--- Material shown ---

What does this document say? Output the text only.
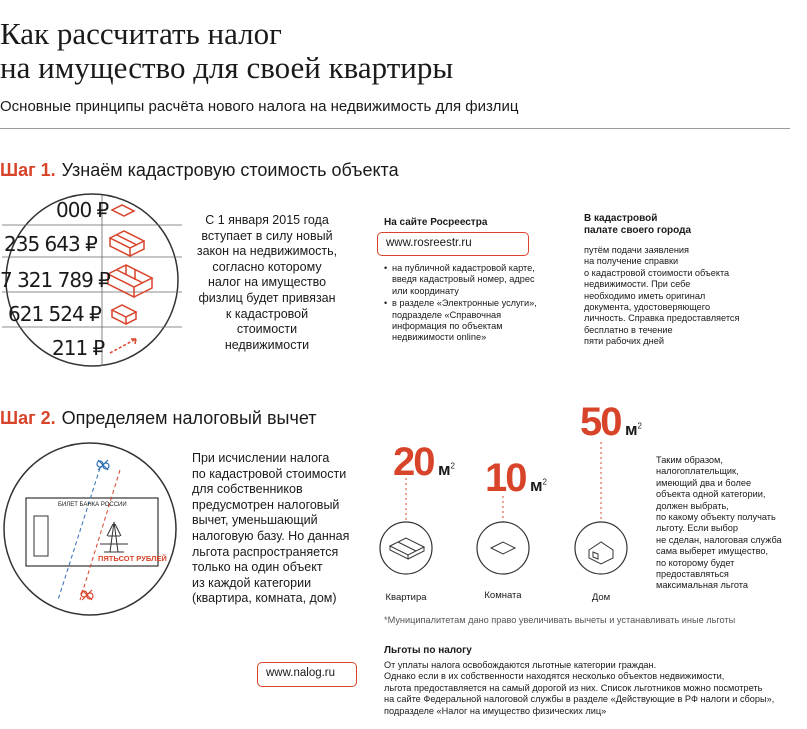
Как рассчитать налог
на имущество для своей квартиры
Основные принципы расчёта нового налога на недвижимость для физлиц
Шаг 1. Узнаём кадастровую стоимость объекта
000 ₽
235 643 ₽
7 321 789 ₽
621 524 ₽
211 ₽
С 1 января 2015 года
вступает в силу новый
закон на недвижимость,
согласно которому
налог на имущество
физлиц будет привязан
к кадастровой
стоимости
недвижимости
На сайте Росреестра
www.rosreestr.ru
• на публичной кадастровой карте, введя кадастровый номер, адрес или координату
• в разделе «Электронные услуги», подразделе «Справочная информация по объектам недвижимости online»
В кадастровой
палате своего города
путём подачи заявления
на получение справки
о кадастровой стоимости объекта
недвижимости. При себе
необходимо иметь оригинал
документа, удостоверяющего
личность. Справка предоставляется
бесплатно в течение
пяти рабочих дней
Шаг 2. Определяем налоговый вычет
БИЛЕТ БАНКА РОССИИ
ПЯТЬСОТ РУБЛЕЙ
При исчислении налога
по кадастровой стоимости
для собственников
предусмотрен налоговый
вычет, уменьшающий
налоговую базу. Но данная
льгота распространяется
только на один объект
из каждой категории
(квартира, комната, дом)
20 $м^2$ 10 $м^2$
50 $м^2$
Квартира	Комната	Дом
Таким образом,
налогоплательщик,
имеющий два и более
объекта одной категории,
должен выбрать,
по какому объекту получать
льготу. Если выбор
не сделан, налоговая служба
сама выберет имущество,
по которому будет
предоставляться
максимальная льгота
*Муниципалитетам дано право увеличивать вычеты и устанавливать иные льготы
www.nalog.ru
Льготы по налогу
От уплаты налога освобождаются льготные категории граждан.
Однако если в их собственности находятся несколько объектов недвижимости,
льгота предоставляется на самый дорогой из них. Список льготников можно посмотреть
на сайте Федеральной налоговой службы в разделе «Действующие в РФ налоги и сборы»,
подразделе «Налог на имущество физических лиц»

---

== What to do ==
In the entries above, count each line holding "налога" and report the total and nothing more.

== Exercise solution ==
3